**SET PROBLEM**
Each line containing the word "that" must be collected.

**RECORD LIST**
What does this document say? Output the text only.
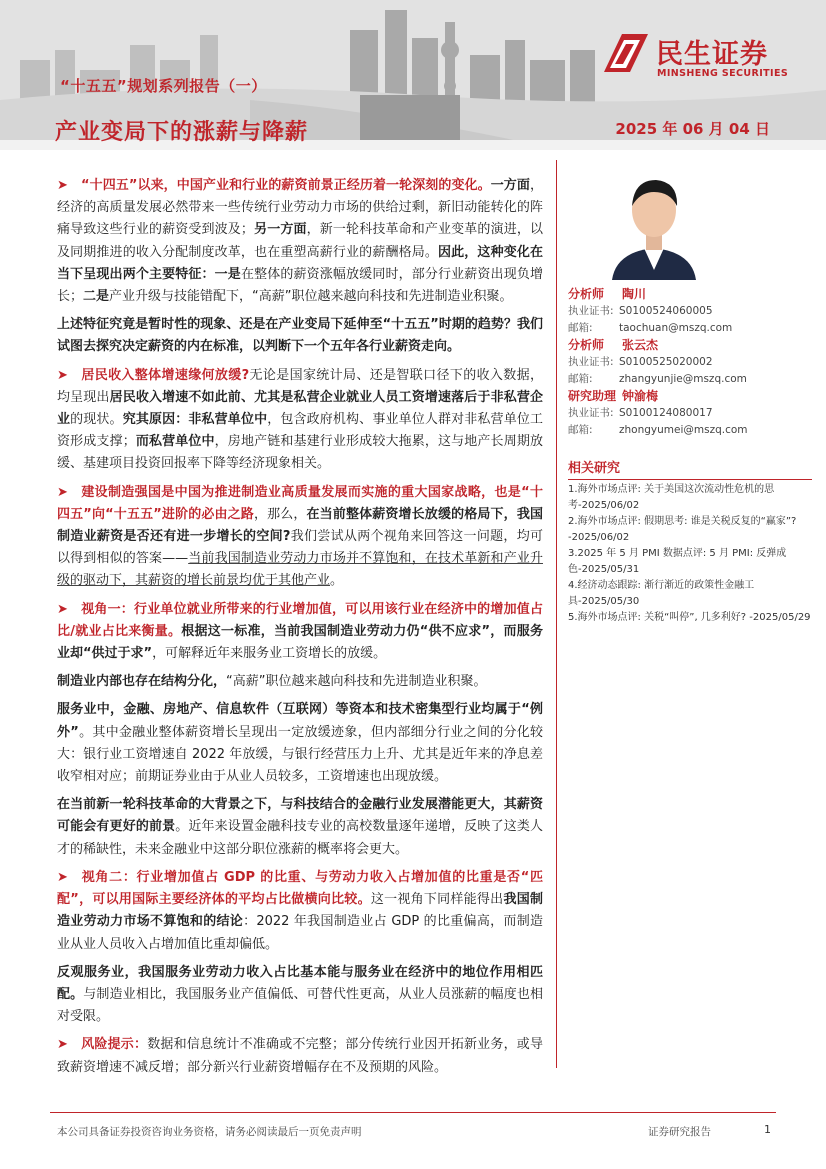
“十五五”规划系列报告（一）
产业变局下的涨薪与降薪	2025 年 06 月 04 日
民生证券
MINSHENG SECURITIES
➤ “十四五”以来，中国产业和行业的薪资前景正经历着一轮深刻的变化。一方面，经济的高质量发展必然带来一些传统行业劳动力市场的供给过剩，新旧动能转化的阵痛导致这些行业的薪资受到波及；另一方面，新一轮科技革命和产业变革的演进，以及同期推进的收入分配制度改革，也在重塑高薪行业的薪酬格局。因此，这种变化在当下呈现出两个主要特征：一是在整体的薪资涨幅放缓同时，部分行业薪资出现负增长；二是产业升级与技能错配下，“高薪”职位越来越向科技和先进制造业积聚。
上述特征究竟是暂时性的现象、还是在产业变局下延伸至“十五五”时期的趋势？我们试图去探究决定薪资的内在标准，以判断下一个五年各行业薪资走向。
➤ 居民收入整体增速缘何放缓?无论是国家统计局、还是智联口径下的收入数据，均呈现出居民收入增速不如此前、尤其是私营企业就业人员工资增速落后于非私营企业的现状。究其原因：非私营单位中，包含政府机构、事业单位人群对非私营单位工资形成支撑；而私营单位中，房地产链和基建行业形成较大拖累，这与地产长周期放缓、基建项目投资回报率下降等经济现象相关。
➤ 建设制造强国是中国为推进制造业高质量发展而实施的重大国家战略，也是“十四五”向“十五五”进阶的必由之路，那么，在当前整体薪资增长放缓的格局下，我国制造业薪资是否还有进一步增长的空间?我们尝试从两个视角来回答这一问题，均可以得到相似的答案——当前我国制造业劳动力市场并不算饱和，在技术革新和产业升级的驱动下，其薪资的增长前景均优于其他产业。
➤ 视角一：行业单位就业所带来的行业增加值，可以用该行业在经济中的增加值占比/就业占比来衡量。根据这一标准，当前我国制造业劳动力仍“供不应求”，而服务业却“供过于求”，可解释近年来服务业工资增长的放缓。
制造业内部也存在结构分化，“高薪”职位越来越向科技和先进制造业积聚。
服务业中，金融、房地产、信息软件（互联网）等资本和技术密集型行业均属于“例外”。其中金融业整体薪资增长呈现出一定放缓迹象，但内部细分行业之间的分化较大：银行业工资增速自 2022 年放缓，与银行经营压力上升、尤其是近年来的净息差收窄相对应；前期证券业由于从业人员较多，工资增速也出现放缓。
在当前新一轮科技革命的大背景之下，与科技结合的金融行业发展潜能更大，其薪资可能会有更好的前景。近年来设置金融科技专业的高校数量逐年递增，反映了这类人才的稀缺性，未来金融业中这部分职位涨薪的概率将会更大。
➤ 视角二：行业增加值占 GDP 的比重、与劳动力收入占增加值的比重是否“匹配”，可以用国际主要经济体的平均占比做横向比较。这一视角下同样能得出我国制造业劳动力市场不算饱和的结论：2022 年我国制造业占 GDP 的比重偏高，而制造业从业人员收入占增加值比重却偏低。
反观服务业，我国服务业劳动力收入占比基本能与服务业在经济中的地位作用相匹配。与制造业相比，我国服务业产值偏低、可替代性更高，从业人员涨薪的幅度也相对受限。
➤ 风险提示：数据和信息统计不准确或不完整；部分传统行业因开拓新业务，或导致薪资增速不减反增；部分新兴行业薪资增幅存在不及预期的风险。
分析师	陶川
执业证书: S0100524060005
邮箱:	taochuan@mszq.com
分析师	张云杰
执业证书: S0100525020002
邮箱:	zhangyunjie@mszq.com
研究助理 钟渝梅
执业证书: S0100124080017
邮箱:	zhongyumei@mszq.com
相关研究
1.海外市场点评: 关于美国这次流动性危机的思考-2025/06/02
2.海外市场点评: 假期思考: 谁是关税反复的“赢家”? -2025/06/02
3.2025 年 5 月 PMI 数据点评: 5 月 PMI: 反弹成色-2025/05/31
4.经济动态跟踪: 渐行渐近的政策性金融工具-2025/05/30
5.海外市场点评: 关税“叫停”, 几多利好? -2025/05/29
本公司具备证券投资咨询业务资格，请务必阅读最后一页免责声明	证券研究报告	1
==
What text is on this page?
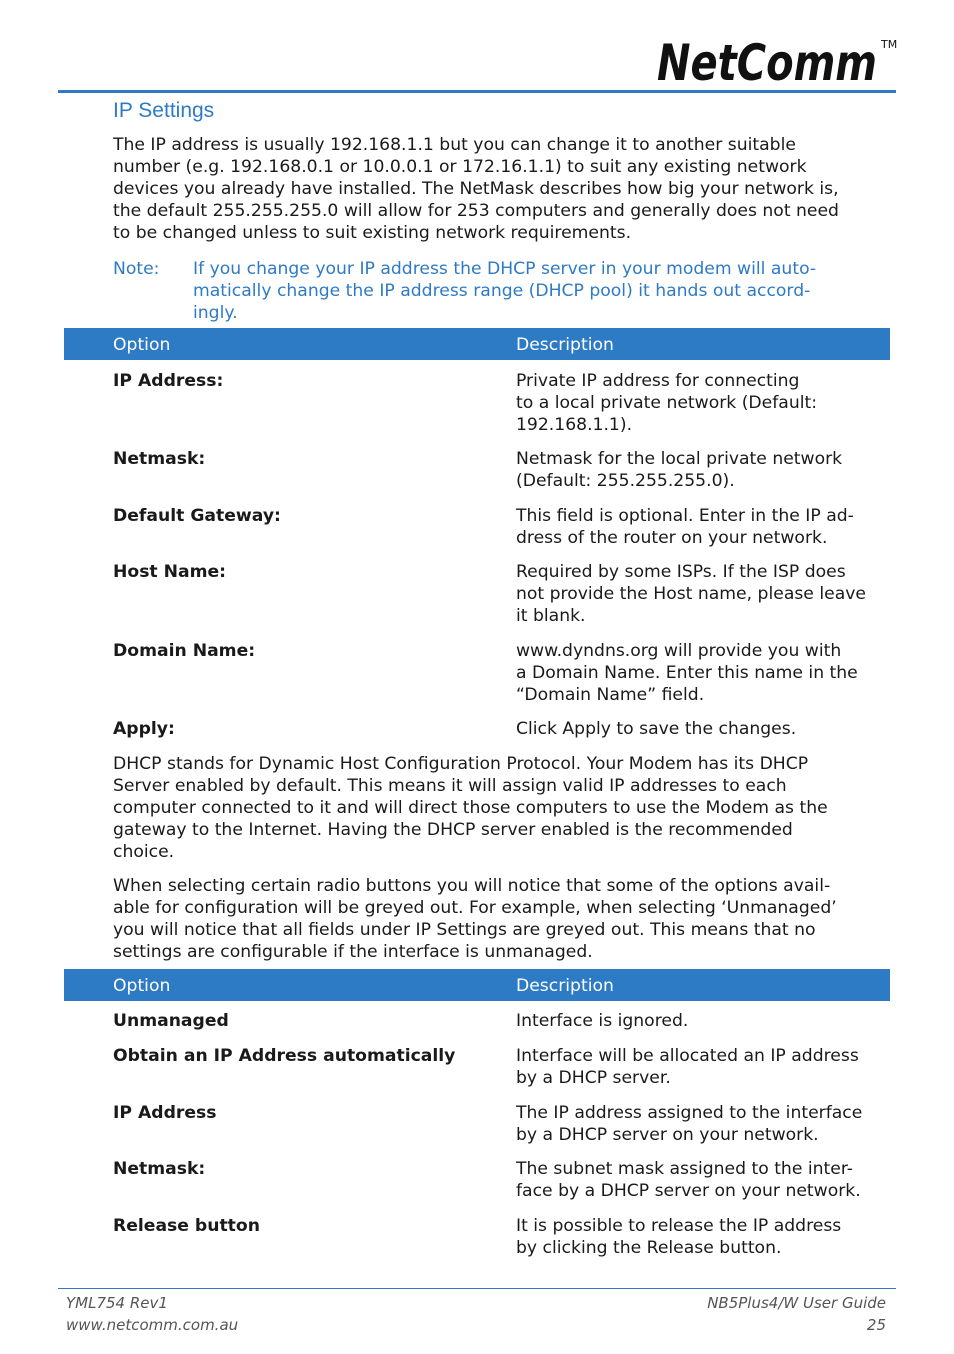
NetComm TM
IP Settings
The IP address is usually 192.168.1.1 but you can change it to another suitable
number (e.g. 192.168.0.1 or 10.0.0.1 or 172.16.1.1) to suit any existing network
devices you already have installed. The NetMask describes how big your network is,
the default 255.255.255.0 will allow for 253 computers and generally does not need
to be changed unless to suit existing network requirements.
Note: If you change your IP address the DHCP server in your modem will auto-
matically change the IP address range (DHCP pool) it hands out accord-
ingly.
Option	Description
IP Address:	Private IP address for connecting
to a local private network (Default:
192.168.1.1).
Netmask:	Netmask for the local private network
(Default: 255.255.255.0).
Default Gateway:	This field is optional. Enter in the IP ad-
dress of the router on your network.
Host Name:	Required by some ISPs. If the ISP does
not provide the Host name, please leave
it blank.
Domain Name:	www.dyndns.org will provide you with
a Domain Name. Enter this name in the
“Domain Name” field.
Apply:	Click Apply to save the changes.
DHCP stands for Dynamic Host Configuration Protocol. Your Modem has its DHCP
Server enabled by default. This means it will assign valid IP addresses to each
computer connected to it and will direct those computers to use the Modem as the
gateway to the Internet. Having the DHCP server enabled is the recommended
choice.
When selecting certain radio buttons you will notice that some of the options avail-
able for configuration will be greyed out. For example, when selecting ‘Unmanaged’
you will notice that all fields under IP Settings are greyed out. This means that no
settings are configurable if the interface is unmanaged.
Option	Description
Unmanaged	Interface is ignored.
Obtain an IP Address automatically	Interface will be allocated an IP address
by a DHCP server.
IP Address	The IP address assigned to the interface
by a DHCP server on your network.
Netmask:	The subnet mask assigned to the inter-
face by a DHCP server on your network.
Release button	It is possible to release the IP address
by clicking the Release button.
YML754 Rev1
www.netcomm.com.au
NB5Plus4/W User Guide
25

**REPLY**
When selecting certain radio buttons you will notice that some of the options avail-
you will notice that all fields under IP Settings are greyed out. This means that no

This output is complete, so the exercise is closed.